Stored items from a collection:
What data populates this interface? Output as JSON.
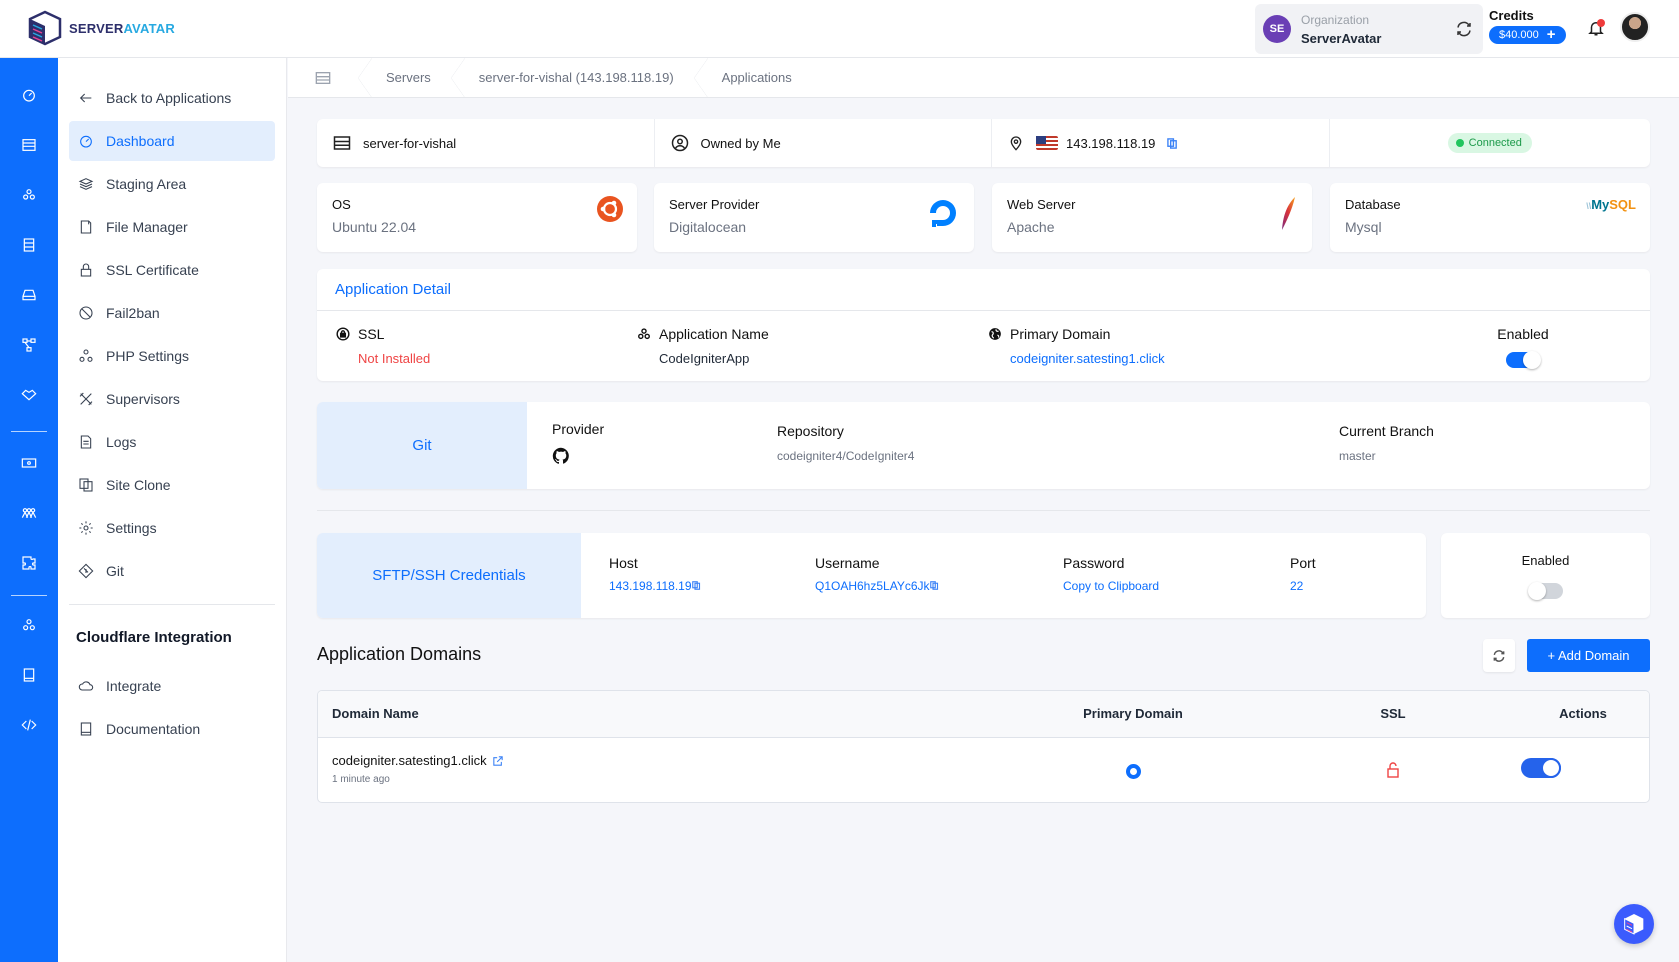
{
  "brand": {
    "part1": "SERVER",
    "part2": "AVATAR"
  },
  "header": {
    "organization_label": "Organization",
    "organization_name": "ServerAvatar",
    "organization_initials": "SE",
    "credits_label": "Credits",
    "credits_amount": "$40.000",
    "credits_plus": "+"
  },
  "rail": {
    "icons": [
      "dashboard-icon",
      "servers-icon",
      "applications-icon",
      "database-icon",
      "storage-icon",
      "network-icon",
      "handshake-icon",
      "billing-icon",
      "team-icon",
      "integrations-icon",
      "apps-icon",
      "book-icon",
      "code-icon"
    ]
  },
  "nav": {
    "back_label": "Back to Applications",
    "items": [
      {
        "label": "Dashboard",
        "icon": "dashboard-icon",
        "active": true
      },
      {
        "label": "Staging Area",
        "icon": "layers-icon"
      },
      {
        "label": "File Manager",
        "icon": "file-icon"
      },
      {
        "label": "SSL Certificate",
        "icon": "lock-icon"
      },
      {
        "label": "Fail2ban",
        "icon": "ban-icon"
      },
      {
        "label": "PHP Settings",
        "icon": "php-settings-icon"
      },
      {
        "label": "Supervisors",
        "icon": "tools-icon"
      },
      {
        "label": "Logs",
        "icon": "log-icon"
      },
      {
        "label": "Site Clone",
        "icon": "clone-icon"
      },
      {
        "label": "Settings",
        "icon": "gear-icon"
      },
      {
        "label": "Git",
        "icon": "git-icon"
      }
    ],
    "section_title": "Cloudflare Integration",
    "section_items": [
      {
        "label": "Integrate",
        "icon": "cloud-icon"
      },
      {
        "label": "Documentation",
        "icon": "book-icon"
      }
    ]
  },
  "breadcrumb": [
    "Servers",
    "server-for-vishal (143.198.118.19)",
    "Applications"
  ],
  "server_info": {
    "name": "server-for-vishal",
    "ownership": "Owned by Me",
    "ip": "143.198.118.19",
    "status": "Connected",
    "status_color": "#22c55e"
  },
  "stats": [
    {
      "label": "OS",
      "value": "Ubuntu 22.04",
      "icon": "ubuntu-icon"
    },
    {
      "label": "Server Provider",
      "value": "Digitalocean",
      "icon": "digitalocean-icon"
    },
    {
      "label": "Web Server",
      "value": "Apache",
      "icon": "apache-feather-icon"
    },
    {
      "label": "Database",
      "value": "Mysql",
      "icon": "mysql-icon",
      "logo_text_1": "My",
      "logo_text_2": "SQL"
    }
  ],
  "app_detail": {
    "title": "Application Detail",
    "ssl_label": "SSL",
    "ssl_value": "Not Installed",
    "app_name_label": "Application Name",
    "app_name_value": "CodeIgniterApp",
    "domain_label": "Primary Domain",
    "domain_value": "codeigniter.satesting1.click",
    "enabled_label": "Enabled",
    "enabled": true
  },
  "git": {
    "label": "Git",
    "provider_label": "Provider",
    "provider_icon": "github-icon",
    "repo_label": "Repository",
    "repo_value": "codeigniter4/CodeIgniter4",
    "branch_label": "Current Branch",
    "branch_value": "master"
  },
  "sftp": {
    "label": "SFTP/SSH Credentials",
    "host_label": "Host",
    "host_value": "143.198.118.19",
    "username_label": "Username",
    "username_value": "Q1OAH6hz5LAYc6Jk",
    "password_label": "Password",
    "password_value": "Copy to Clipboard",
    "port_label": "Port",
    "port_value": "22",
    "enabled_label": "Enabled",
    "enabled": false
  },
  "domains": {
    "title": "Application Domains",
    "add_label": "+ Add Domain",
    "columns": [
      "Domain Name",
      "Primary Domain",
      "SSL",
      "Actions"
    ],
    "rows": [
      {
        "domain": "codeigniter.satesting1.click",
        "time": "1 minute ago",
        "primary": true,
        "ssl": false,
        "enabled": true
      }
    ]
  },
  "colors": {
    "accent": "#0d6efd",
    "danger": "#ef4444",
    "success": "#22c55e"
  }
}
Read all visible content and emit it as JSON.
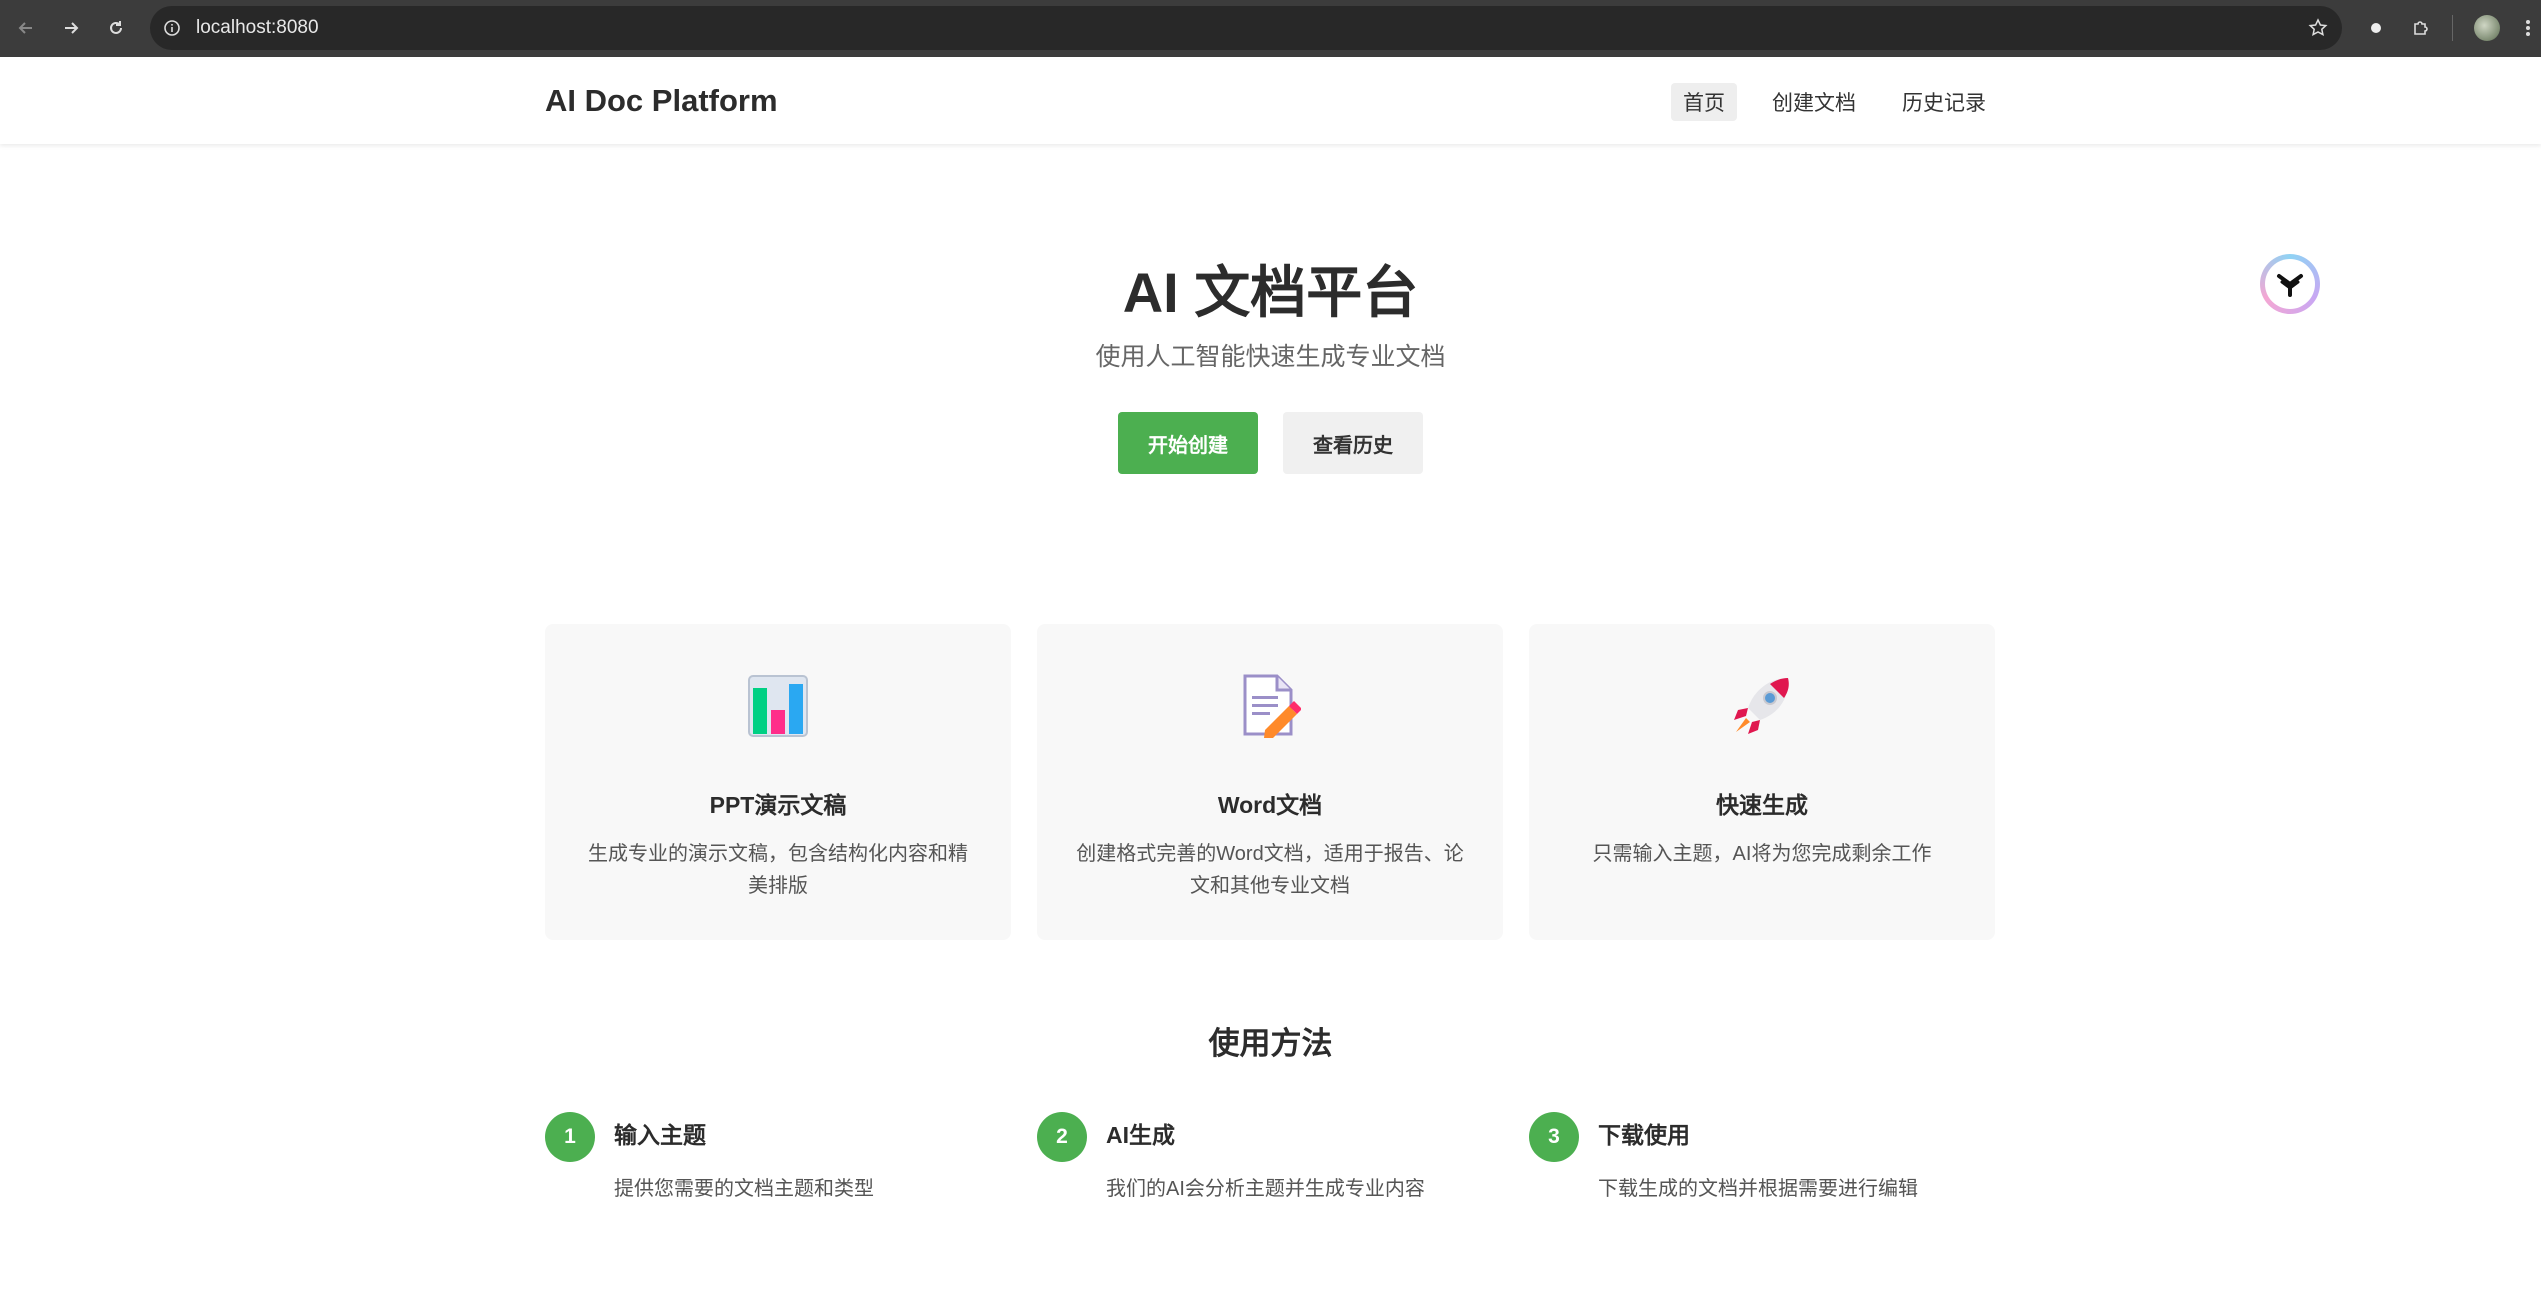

WRITTEN EXERCISE> Return the listing above word for word, with the pictures removed.

FINISHED TASK>
What data populates this interface? Output as JSON.
{
  "brand": {
    "part1": "SERVER",
    "part2": "AVATAR"
  },
  "header": {
    "organization_label": "Organization",
    "organization_name": "ServerAvatar",
    "organization_initials": "SE",
    "credits_label": "Credits",
    "credits_amount": "$40.000",
    "credits_plus": "+"
  },
  "rail": {
    "icons": [
      "dashboard-icon",
      "servers-icon",
      "applications-icon",
      "database-icon",
      "storage-icon",
      "network-icon",
      "handshake-icon",
      "billing-icon",
      "team-icon",
      "integrations-icon",
      "apps-icon",
      "book-icon",
      "code-icon"
    ]
  },
  "nav": {
    "back_label": "Back to Applications",
    "items": [
      {
        "label": "Dashboard",
        "icon": "dashboard-icon",
        "active": true
      },
      {
        "label": "Staging Area",
        "icon": "layers-icon"
      },
      {
        "label": "File Manager",
        "icon": "file-icon"
      },
      {
        "label": "SSL Certificate",
        "icon": "lock-icon"
      },
      {
        "label": "Fail2ban",
        "icon": "ban-icon"
      },
      {
        "label": "PHP Settings",
        "icon": "php-settings-icon"
      },
      {
        "label": "Supervisors",
        "icon": "tools-icon"
      },
      {
        "label": "Logs",
        "icon": "log-icon"
      },
      {
        "label": "Site Clone",
        "icon": "clone-icon"
      },
      {
        "label": "Settings",
        "icon": "gear-icon"
      },
      {
        "label": "Git",
        "icon": "git-icon"
      }
    ],
    "section_title": "Cloudflare Integration",
    "section_items": [
      {
        "label": "Integrate",
        "icon": "cloud-icon"
      },
      {
        "label": "Documentation",
        "icon": "book-icon"
      }
    ]
  },
  "breadcrumb": [
    "Servers",
    "server-for-vishal (143.198.118.19)",
    "Applications"
  ],
  "server_info": {
    "name": "server-for-vishal",
    "ownership": "Owned by Me",
    "ip": "143.198.118.19",
    "status": "Connected",
    "status_color": "#22c55e"
  },
  "stats": [
    {
      "label": "OS",
      "value": "Ubuntu 22.04",
      "icon": "ubuntu-icon"
    },
    {
      "label": "Server Provider",
      "value": "Digitalocean",
      "icon": "digitalocean-icon"
    },
    {
      "label": "Web Server",
      "value": "Apache",
      "icon": "apache-feather-icon"
    },
    {
      "label": "Database",
      "value": "Mysql",
      "icon": "mysql-icon",
      "logo_text_1": "My",
      "logo_text_2": "SQL"
    }
  ],
  "app_detail": {
    "title": "Application Detail",
    "ssl_label": "SSL",
    "ssl_value": "Not Installed",
    "app_name_label": "Application Name",
    "app_name_value": "CodeIgniterApp",
    "domain_label": "Primary Domain",
    "domain_value": "codeigniter.satesting1.click",
    "enabled_label": "Enabled",
    "enabled": true
  },
  "git": {
    "label": "Git",
    "provider_label": "Provider",
    "provider_icon": "github-icon",
    "repo_label": "Repository",
    "repo_value": "codeigniter4/CodeIgniter4",
    "branch_label": "Current Branch",
    "branch_value": "master"
  },
  "sftp": {
    "label": "SFTP/SSH Credentials",
    "host_label": "Host",
    "host_value": "143.198.118.19",
    "username_label": "Username",
    "username_value": "Q1OAH6hz5LAYc6Jk",
    "password_label": "Password",
    "password_value": "Copy to Clipboard",
    "port_label": "Port",
    "port_value": "22",
    "enabled_label": "Enabled",
    "enabled": false
  },
  "domains": {
    "title": "Application Domains",
    "add_label": "+ Add Domain",
    "columns": [
      "Domain Name",
      "Primary Domain",
      "SSL",
      "Actions"
    ],
    "rows": [
      {
        "domain": "codeigniter.satesting1.click",
        "time": "1 minute ago",
        "primary": true,
        "ssl": false,
        "enabled": true
      }
    ]
  },
  "colors": {
    "accent": "#0d6efd",
    "danger": "#ef4444",
    "success": "#22c55e"
  }
}
Read all visible content and emit it as JSON.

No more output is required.